## Task details
Transcribe all of the data exactly. Omit the pictures.

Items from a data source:
┌──
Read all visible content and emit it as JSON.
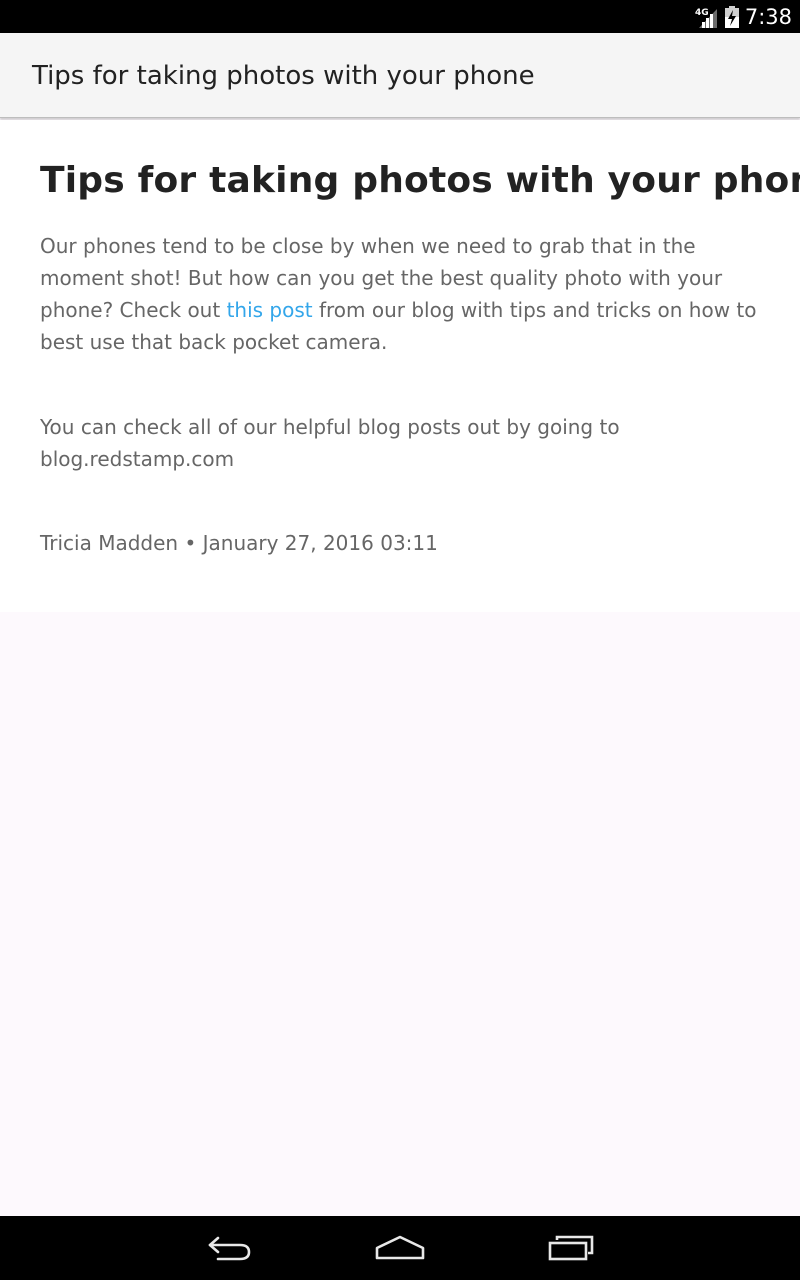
{
  "status_bar": {
    "network_type": "4G",
    "time": "7:38",
    "icons": [
      "signal-icon",
      "battery-charging-icon"
    ]
  },
  "action_bar": {
    "title": "Tips for taking photos with your phone"
  },
  "article": {
    "headline": "Tips for taking photos with your phone",
    "paragraph1": {
      "before_link": "Our phones tend to be close by when we need to grab that in the moment shot! But how can you get the best quality photo with your phone? Check out ",
      "link_text": "this post",
      "after_link": " from our blog with tips and tricks on how to best use that back pocket camera."
    },
    "paragraph2": "You can check all of our helpful blog posts out by going to blog.redstamp.com",
    "byline": "Tricia Madden • January 27, 2016 03:11"
  },
  "nav_bar": {
    "icons": [
      "back-icon",
      "home-icon",
      "recent-apps-icon"
    ]
  },
  "colors": {
    "link": "#33a6ea",
    "body_text": "#666666",
    "headline": "#222222",
    "action_bar_bg": "#f5f5f5",
    "page_bg": "#fdf9fd"
  }
}
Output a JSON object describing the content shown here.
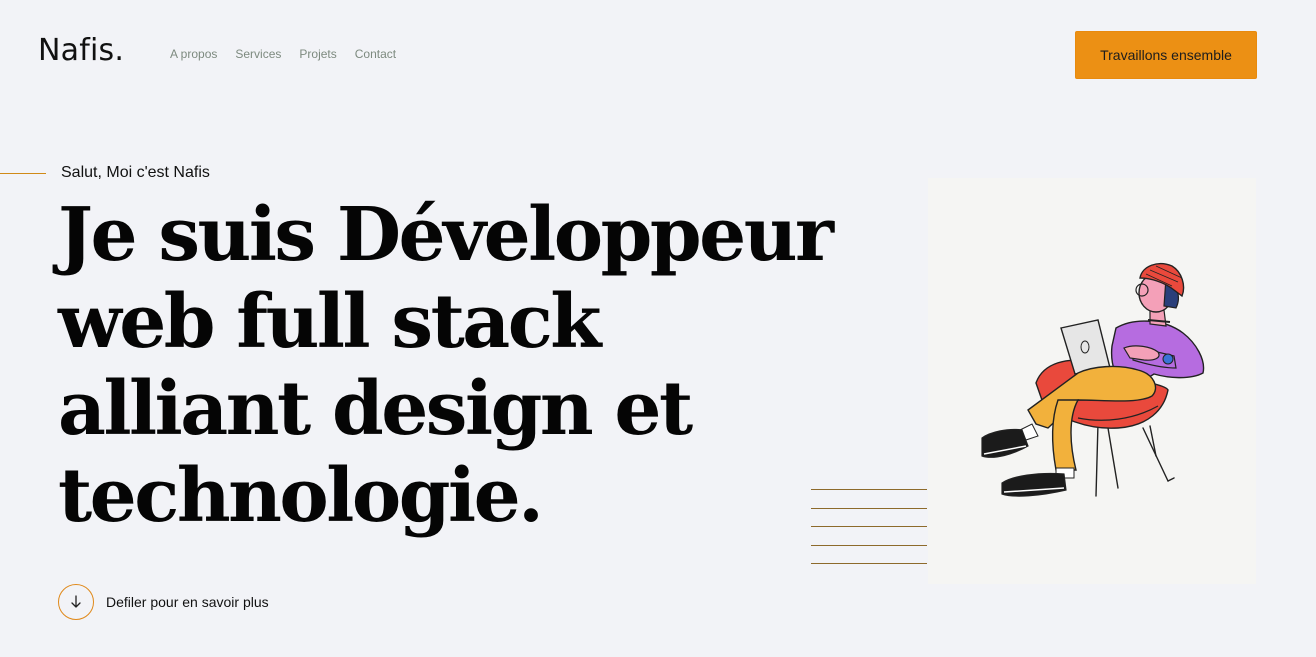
{
  "header": {
    "logo": "Nafis.",
    "nav": [
      "A propos",
      "Services",
      "Projets",
      "Contact"
    ],
    "cta_label": "Travaillons ensemble"
  },
  "hero": {
    "intro": "Salut, Moi c'est Nafis",
    "headline_lines": [
      "Je suis Développeur",
      "web full stack",
      "alliant design et",
      "technologie."
    ],
    "scroll_label": "Defiler pour en savoir plus",
    "scroll_icon": "arrow-down-icon",
    "illustration": "person-with-laptop-in-chair"
  },
  "colors": {
    "background": "#f2f3f7",
    "accent": "#ec9014",
    "nav_text": "#7d8a7f",
    "headline": "#050505"
  }
}
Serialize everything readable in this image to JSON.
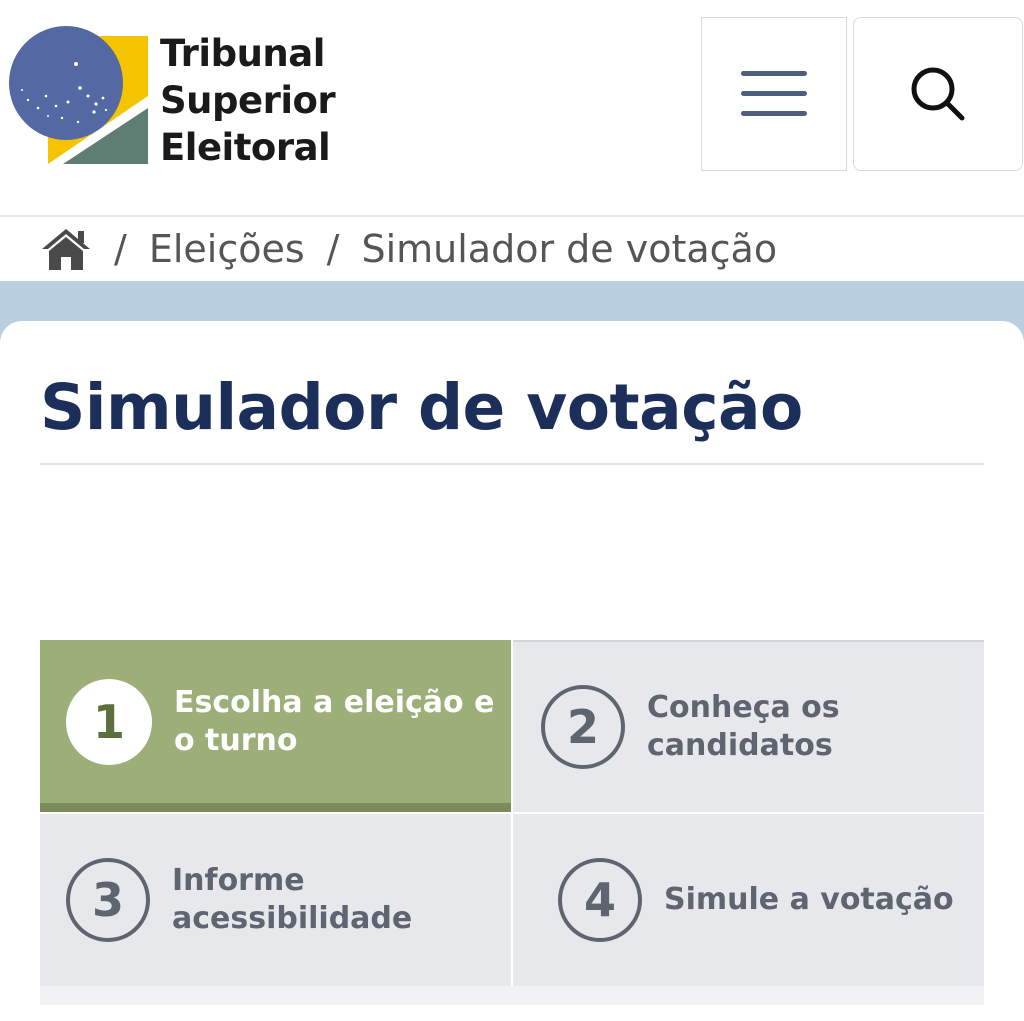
{
  "header": {
    "logo_lines": [
      "Tribunal",
      "Superior",
      "Eleitoral"
    ],
    "menu_icon": "hamburger-menu-icon",
    "search_icon": "search-icon"
  },
  "breadcrumb": {
    "home_icon": "home-icon",
    "separator": "/",
    "items": [
      "Eleições",
      "Simulador de votação"
    ]
  },
  "main": {
    "title": "Simulador de votação"
  },
  "steps": [
    {
      "number": "1",
      "label_lines": [
        "Escolha a eleição e",
        "o turno"
      ],
      "active": true
    },
    {
      "number": "2",
      "label_lines": [
        "Conheça os",
        "candidatos"
      ],
      "active": false
    },
    {
      "number": "3",
      "label_lines": [
        "Informe",
        "acessibilidade"
      ],
      "active": false
    },
    {
      "number": "4",
      "label_lines": [
        "Simule a votação"
      ],
      "active": false
    }
  ],
  "colors": {
    "title": "#1b2f5a",
    "active_step": "#9caf78",
    "inactive_step": "#e6e8ec",
    "band": "#b9cfe0"
  }
}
└──
## Answer in full
Read all visible content and emit it as JSON.
{
  "status_bar": {
    "network_type": "4G",
    "time": "7:38",
    "icons": [
      "signal-icon",
      "battery-charging-icon"
    ]
  },
  "action_bar": {
    "title": "Tips for taking photos with your phone"
  },
  "article": {
    "headline": "Tips for taking photos with your phone",
    "paragraph1": {
      "before_link": "Our phones tend to be close by when we need to grab that in the moment shot! But how can you get the best quality photo with your phone? Check out ",
      "link_text": "this post",
      "after_link": " from our blog with tips and tricks on how to best use that back pocket camera."
    },
    "paragraph2": "You can check all of our helpful blog posts out by going to blog.redstamp.com",
    "byline": "Tricia Madden • January 27, 2016 03:11"
  },
  "nav_bar": {
    "icons": [
      "back-icon",
      "home-icon",
      "recent-apps-icon"
    ]
  },
  "colors": {
    "link": "#33a6ea",
    "body_text": "#666666",
    "headline": "#222222",
    "action_bar_bg": "#f5f5f5",
    "page_bg": "#fdf9fd"
  }
}
Output a JSON object describing the content shown here.
{
  "header": {
    "logo": "Nafis.",
    "nav": [
      "A propos",
      "Services",
      "Projets",
      "Contact"
    ],
    "cta_label": "Travaillons ensemble"
  },
  "hero": {
    "intro": "Salut, Moi c'est Nafis",
    "headline_lines": [
      "Je suis Développeur",
      "web full stack",
      "alliant design et",
      "technologie."
    ],
    "scroll_label": "Defiler pour en savoir plus",
    "scroll_icon": "arrow-down-icon",
    "illustration": "person-with-laptop-in-chair"
  },
  "colors": {
    "background": "#f2f3f7",
    "accent": "#ec9014",
    "nav_text": "#7d8a7f",
    "headline": "#050505"
  }
}
Serialize everything readable in this image to JSON.
{
  "header": {
    "logo_lines": [
      "Tribunal",
      "Superior",
      "Eleitoral"
    ],
    "menu_icon": "hamburger-menu-icon",
    "search_icon": "search-icon"
  },
  "breadcrumb": {
    "home_icon": "home-icon",
    "separator": "/",
    "items": [
      "Eleições",
      "Simulador de votação"
    ]
  },
  "main": {
    "title": "Simulador de votação"
  },
  "steps": [
    {
      "number": "1",
      "label_lines": [
        "Escolha a eleição e",
        "o turno"
      ],
      "active": true
    },
    {
      "number": "2",
      "label_lines": [
        "Conheça os",
        "candidatos"
      ],
      "active": false
    },
    {
      "number": "3",
      "label_lines": [
        "Informe",
        "acessibilidade"
      ],
      "active": false
    },
    {
      "number": "4",
      "label_lines": [
        "Simule a votação"
      ],
      "active": false
    }
  ],
  "colors": {
    "title": "#1b2f5a",
    "active_step": "#9caf78",
    "inactive_step": "#e6e8ec",
    "band": "#b9cfe0"
  }
}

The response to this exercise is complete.